| REQUIRED TASK |
Go through the entries below and write each one out exactly.
--- BEGIN EXERCISE MATERIALS ---
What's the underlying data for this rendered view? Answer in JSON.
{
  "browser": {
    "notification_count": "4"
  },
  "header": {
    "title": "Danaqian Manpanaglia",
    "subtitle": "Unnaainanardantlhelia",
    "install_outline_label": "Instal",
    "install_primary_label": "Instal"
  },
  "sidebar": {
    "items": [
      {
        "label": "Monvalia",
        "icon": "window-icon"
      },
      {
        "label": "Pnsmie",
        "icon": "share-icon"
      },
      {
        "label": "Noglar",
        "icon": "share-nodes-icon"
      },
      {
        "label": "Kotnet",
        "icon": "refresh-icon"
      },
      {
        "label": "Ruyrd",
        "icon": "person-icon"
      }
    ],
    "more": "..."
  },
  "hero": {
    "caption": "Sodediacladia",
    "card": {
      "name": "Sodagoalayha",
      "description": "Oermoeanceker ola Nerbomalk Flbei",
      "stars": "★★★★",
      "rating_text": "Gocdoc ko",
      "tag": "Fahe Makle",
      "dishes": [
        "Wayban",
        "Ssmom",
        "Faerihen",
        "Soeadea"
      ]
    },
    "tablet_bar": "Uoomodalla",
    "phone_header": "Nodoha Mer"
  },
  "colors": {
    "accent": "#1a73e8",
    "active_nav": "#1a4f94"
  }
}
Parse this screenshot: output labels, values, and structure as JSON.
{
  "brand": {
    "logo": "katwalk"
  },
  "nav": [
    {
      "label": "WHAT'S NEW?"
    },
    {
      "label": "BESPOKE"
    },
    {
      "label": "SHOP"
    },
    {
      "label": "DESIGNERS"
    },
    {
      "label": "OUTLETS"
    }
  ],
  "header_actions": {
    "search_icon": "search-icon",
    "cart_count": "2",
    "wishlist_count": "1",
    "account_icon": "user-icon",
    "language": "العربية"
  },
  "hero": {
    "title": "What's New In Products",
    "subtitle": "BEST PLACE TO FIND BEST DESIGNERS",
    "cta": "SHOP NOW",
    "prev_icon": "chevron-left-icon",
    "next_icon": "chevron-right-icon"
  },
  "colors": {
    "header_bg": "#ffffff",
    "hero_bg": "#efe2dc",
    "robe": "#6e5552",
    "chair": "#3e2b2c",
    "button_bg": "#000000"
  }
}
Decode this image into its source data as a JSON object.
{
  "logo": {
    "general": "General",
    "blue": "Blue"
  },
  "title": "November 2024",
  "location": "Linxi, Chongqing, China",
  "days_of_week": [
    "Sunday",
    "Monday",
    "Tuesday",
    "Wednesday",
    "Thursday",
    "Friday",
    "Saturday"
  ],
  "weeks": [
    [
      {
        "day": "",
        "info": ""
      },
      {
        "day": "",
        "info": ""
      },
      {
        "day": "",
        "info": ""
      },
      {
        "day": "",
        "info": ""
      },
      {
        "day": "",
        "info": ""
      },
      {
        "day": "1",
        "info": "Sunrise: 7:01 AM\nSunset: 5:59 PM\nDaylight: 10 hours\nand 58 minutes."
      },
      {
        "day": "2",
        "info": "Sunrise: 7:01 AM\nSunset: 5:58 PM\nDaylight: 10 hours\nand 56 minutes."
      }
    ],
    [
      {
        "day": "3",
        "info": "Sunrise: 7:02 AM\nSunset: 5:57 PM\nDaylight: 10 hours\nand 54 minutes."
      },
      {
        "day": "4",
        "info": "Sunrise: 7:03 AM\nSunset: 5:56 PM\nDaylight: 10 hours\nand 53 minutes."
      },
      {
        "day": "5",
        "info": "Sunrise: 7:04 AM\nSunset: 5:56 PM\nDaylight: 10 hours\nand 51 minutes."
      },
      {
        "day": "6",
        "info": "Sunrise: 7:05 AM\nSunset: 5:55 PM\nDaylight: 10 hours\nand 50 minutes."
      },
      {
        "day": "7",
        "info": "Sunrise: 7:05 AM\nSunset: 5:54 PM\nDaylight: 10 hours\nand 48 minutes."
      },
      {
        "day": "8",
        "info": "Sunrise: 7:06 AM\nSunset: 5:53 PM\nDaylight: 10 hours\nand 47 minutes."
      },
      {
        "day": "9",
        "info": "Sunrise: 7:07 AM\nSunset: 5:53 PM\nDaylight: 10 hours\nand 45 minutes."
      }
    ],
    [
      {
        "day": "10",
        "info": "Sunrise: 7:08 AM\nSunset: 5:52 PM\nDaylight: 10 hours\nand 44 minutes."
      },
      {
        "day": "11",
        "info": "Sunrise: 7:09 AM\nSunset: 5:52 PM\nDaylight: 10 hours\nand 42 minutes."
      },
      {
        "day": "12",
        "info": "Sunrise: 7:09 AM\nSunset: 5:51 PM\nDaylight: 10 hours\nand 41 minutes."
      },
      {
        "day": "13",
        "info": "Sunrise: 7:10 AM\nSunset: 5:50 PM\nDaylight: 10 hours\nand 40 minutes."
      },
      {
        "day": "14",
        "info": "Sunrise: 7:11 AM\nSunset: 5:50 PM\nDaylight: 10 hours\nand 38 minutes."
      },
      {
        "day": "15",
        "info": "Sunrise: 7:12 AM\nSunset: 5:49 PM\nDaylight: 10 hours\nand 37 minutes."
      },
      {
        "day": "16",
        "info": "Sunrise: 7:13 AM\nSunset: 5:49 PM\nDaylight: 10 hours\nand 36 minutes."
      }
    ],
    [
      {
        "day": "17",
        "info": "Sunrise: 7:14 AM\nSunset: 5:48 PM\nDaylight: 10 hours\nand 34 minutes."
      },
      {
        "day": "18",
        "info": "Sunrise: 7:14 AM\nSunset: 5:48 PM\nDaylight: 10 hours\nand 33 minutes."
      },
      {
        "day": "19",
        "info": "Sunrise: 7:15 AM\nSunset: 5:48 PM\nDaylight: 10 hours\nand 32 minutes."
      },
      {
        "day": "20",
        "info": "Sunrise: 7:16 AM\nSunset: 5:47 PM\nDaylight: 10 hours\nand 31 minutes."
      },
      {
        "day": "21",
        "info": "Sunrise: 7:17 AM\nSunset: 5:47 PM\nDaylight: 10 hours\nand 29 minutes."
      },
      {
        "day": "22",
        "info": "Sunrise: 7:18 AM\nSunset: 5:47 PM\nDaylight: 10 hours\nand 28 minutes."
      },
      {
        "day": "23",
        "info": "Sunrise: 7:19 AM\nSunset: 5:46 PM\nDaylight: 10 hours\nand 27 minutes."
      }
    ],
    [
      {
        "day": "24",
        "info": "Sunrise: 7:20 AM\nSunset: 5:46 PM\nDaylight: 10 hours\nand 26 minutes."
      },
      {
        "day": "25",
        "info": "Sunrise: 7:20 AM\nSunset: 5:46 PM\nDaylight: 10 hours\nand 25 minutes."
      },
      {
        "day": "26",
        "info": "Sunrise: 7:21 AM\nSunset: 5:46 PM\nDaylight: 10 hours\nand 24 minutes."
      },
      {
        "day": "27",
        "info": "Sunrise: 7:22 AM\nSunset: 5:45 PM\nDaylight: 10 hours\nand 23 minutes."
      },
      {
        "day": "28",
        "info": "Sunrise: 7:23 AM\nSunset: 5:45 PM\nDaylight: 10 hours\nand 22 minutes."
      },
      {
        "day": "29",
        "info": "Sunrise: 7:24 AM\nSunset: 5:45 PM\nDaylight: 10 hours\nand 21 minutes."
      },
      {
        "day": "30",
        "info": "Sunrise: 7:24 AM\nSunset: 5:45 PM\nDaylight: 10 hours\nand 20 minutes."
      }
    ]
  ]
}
--- END EXERCISE MATERIALS ---
| ANSWER TO THIS TASK |
What's the underlying data for this rendered view? Answer in JSON.
{
  "browser": {
    "notification_count": "4"
  },
  "header": {
    "title": "Danaqian Manpanaglia",
    "subtitle": "Unnaainanardantlhelia",
    "install_outline_label": "Instal",
    "install_primary_label": "Instal"
  },
  "sidebar": {
    "items": [
      {
        "label": "Monvalia",
        "icon": "window-icon"
      },
      {
        "label": "Pnsmie",
        "icon": "share-icon"
      },
      {
        "label": "Noglar",
        "icon": "share-nodes-icon"
      },
      {
        "label": "Kotnet",
        "icon": "refresh-icon"
      },
      {
        "label": "Ruyrd",
        "icon": "person-icon"
      }
    ],
    "more": "..."
  },
  "hero": {
    "caption": "Sodediacladia",
    "card": {
      "name": "Sodagoalayha",
      "description": "Oermoeanceker ola Nerbomalk Flbei",
      "stars": "★★★★",
      "rating_text": "Gocdoc ko",
      "tag": "Fahe Makle",
      "dishes": [
        "Wayban",
        "Ssmom",
        "Faerihen",
        "Soeadea"
      ]
    },
    "tablet_bar": "Uoomodalla",
    "phone_header": "Nodoha Mer"
  },
  "colors": {
    "accent": "#1a73e8",
    "active_nav": "#1a4f94"
  }
}
Parse this screenshot: output labels, values, and structure as JSON.
{
  "brand": {
    "logo": "katwalk"
  },
  "nav": [
    {
      "label": "WHAT'S NEW?"
    },
    {
      "label": "BESPOKE"
    },
    {
      "label": "SHOP"
    },
    {
      "label": "DESIGNERS"
    },
    {
      "label": "OUTLETS"
    }
  ],
  "header_actions": {
    "search_icon": "search-icon",
    "cart_count": "2",
    "wishlist_count": "1",
    "account_icon": "user-icon",
    "language": "العربية"
  },
  "hero": {
    "title": "What's New In Products",
    "subtitle": "BEST PLACE TO FIND BEST DESIGNERS",
    "cta": "SHOP NOW",
    "prev_icon": "chevron-left-icon",
    "next_icon": "chevron-right-icon"
  },
  "colors": {
    "header_bg": "#ffffff",
    "hero_bg": "#efe2dc",
    "robe": "#6e5552",
    "chair": "#3e2b2c",
    "button_bg": "#000000"
  }
}
Decode this image into its source data as a JSON object.
{
  "logo": {
    "general": "General",
    "blue": "Blue"
  },
  "title": "November 2024",
  "location": "Linxi, Chongqing, China",
  "days_of_week": [
    "Sunday",
    "Monday",
    "Tuesday",
    "Wednesday",
    "Thursday",
    "Friday",
    "Saturday"
  ],
  "weeks": [
    [
      {
        "day": "",
        "info": ""
      },
      {
        "day": "",
        "info": ""
      },
      {
        "day": "",
        "info": ""
      },
      {
        "day": "",
        "info": ""
      },
      {
        "day": "",
        "info": ""
      },
      {
        "day": "1",
        "info": "Sunrise: 7:01 AM\nSunset: 5:59 PM\nDaylight: 10 hours\nand 58 minutes."
      },
      {
        "day": "2",
        "info": "Sunrise: 7:01 AM\nSunset: 5:58 PM\nDaylight: 10 hours\nand 56 minutes."
      }
    ],
    [
      {
        "day": "3",
        "info": "Sunrise: 7:02 AM\nSunset: 5:57 PM\nDaylight: 10 hours\nand 54 minutes."
      },
      {
        "day": "4",
        "info": "Sunrise: 7:03 AM\nSunset: 5:56 PM\nDaylight: 10 hours\nand 53 minutes."
      },
      {
        "day": "5",
        "info": "Sunrise: 7:04 AM\nSunset: 5:56 PM\nDaylight: 10 hours\nand 51 minutes."
      },
      {
        "day": "6",
        "info": "Sunrise: 7:05 AM\nSunset: 5:55 PM\nDaylight: 10 hours\nand 50 minutes."
      },
      {
        "day": "7",
        "info": "Sunrise: 7:05 AM\nSunset: 5:54 PM\nDaylight: 10 hours\nand 48 minutes."
      },
      {
        "day": "8",
        "info": "Sunrise: 7:06 AM\nSunset: 5:53 PM\nDaylight: 10 hours\nand 47 minutes."
      },
      {
        "day": "9",
        "info": "Sunrise: 7:07 AM\nSunset: 5:53 PM\nDaylight: 10 hours\nand 45 minutes."
      }
    ],
    [
      {
        "day": "10",
        "info": "Sunrise: 7:08 AM\nSunset: 5:52 PM\nDaylight: 10 hours\nand 44 minutes."
      },
      {
        "day": "11",
        "info": "Sunrise: 7:09 AM\nSunset: 5:52 PM\nDaylight: 10 hours\nand 42 minutes."
      },
      {
        "day": "12",
        "info": "Sunrise: 7:09 AM\nSunset: 5:51 PM\nDaylight: 10 hours\nand 41 minutes."
      },
      {
        "day": "13",
        "info": "Sunrise: 7:10 AM\nSunset: 5:50 PM\nDaylight: 10 hours\nand 40 minutes."
      },
      {
        "day": "14",
        "info": "Sunrise: 7:11 AM\nSunset: 5:50 PM\nDaylight: 10 hours\nand 38 minutes."
      },
      {
        "day": "15",
        "info": "Sunrise: 7:12 AM\nSunset: 5:49 PM\nDaylight: 10 hours\nand 37 minutes."
      },
      {
        "day": "16",
        "info": "Sunrise: 7:13 AM\nSunset: 5:49 PM\nDaylight: 10 hours\nand 36 minutes."
      }
    ],
    [
      {
        "day": "17",
        "info": "Sunrise: 7:14 AM\nSunset: 5:48 PM\nDaylight: 10 hours\nand 34 minutes."
      },
      {
        "day": "18",
        "info": "Sunrise: 7:14 AM\nSunset: 5:48 PM\nDaylight: 10 hours\nand 33 minutes."
      },
      {
        "day": "19",
        "info": "Sunrise: 7:15 AM\nSunset: 5:48 PM\nDaylight: 10 hours\nand 32 minutes."
      },
      {
        "day": "20",
        "info": "Sunrise: 7:16 AM\nSunset: 5:47 PM\nDaylight: 10 hours\nand 31 minutes."
      },
      {
        "day": "21",
        "info": "Sunrise: 7:17 AM\nSunset: 5:47 PM\nDaylight: 10 hours\nand 29 minutes."
      },
      {
        "day": "22",
        "info": "Sunrise: 7:18 AM\nSunset: 5:47 PM\nDaylight: 10 hours\nand 28 minutes."
      },
      {
        "day": "23",
        "info": "Sunrise: 7:19 AM\nSunset: 5:46 PM\nDaylight: 10 hours\nand 27 minutes."
      }
    ],
    [
      {
        "day": "24",
        "info": "Sunrise: 7:20 AM\nSunset: 5:46 PM\nDaylight: 10 hours\nand 26 minutes."
      },
      {
        "day": "25",
        "info": "Sunrise: 7:20 AM\nSunset: 5:46 PM\nDaylight: 10 hours\nand 25 minutes."
      },
      {
        "day": "26",
        "info": "Sunrise: 7:21 AM\nSunset: 5:46 PM\nDaylight: 10 hours\nand 24 minutes."
      },
      {
        "day": "27",
        "info": "Sunrise: 7:22 AM\nSunset: 5:45 PM\nDaylight: 10 hours\nand 23 minutes."
      },
      {
        "day": "28",
        "info": "Sunrise: 7:23 AM\nSunset: 5:45 PM\nDaylight: 10 hours\nand 22 minutes."
      },
      {
        "day": "29",
        "info": "Sunrise: 7:24 AM\nSunset: 5:45 PM\nDaylight: 10 hours\nand 21 minutes."
      },
      {
        "day": "30",
        "info": "Sunrise: 7:24 AM\nSunset: 5:45 PM\nDaylight: 10 hours\nand 20 minutes."
      }
    ]
  ]
}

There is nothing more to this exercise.